** START **

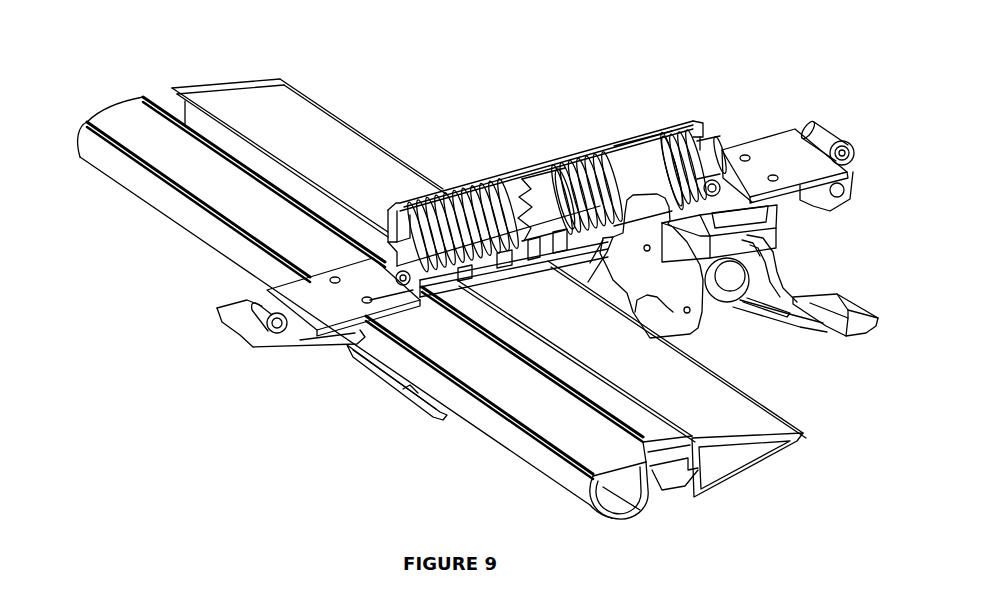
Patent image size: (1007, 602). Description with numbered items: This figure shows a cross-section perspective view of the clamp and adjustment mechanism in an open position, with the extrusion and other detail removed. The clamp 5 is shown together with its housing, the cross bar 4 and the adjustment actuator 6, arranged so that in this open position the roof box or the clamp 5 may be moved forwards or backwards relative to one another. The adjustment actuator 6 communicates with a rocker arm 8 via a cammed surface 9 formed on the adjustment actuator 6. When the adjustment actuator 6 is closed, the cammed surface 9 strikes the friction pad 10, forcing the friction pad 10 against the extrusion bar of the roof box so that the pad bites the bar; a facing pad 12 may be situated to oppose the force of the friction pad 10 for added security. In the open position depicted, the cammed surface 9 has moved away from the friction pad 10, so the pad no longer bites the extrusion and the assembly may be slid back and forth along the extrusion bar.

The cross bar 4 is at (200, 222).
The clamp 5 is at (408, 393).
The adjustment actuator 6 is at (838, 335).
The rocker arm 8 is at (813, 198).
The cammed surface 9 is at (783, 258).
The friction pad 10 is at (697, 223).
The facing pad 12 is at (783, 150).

** END **
** START **

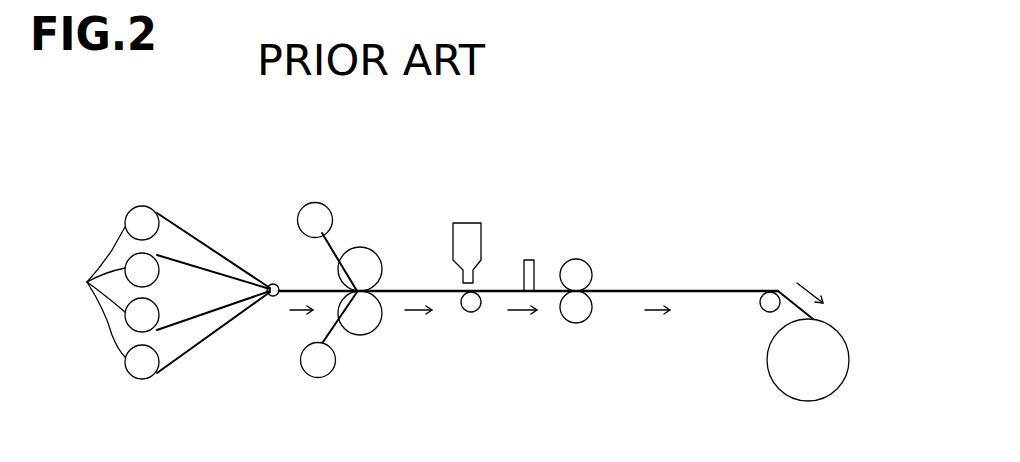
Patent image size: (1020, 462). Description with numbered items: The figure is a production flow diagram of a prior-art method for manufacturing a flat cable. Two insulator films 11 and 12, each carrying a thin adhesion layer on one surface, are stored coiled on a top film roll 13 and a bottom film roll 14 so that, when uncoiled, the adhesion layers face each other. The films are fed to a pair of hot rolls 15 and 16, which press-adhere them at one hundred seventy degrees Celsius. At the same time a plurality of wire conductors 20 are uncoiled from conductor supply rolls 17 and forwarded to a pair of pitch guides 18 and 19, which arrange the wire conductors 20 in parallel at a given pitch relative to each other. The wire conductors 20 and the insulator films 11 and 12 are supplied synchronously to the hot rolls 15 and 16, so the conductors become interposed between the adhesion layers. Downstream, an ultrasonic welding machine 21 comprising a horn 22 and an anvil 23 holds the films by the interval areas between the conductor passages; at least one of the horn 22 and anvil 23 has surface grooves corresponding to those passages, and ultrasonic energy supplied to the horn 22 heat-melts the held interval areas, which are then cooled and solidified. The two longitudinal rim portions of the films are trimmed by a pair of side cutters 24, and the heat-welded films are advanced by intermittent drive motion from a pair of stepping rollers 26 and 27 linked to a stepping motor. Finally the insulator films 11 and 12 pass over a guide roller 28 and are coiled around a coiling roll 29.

** END **

Find each line in the data above that contains the word "cammed", and copy those lines out in full.

■ ANSWER TO THIS EXERCISE:
Patent image size: (1007, 602). Description with numbered items: This figure shows a cross-section perspective view of the clamp and adjustment mechanism in an open position, with the extrusion and other detail removed. The clamp 5 is shown together with its housing, the cross bar 4 and the adjustment actuator 6, arranged so that in this open position the roof box or the clamp 5 may be moved forwards or backwards relative to one another. The adjustment actuator 6 communicates with a rocker arm 8 via a cammed surface 9 formed on the adjustment actuator 6. When the adjustment actuator 6 is closed, the cammed surface 9 strikes the friction pad 10, forcing the friction pad 10 against the extrusion bar of the roof box so that the pad bites the bar; a facing pad 12 may be situated to oppose the force of the friction pad 10 for added security. In the open position depicted, the cammed surface 9 has moved away from the friction pad 10, so the pad no longer bites the extrusion and the assembly may be slid back and forth along the extrusion bar.
The cammed surface 9 is at (783, 258).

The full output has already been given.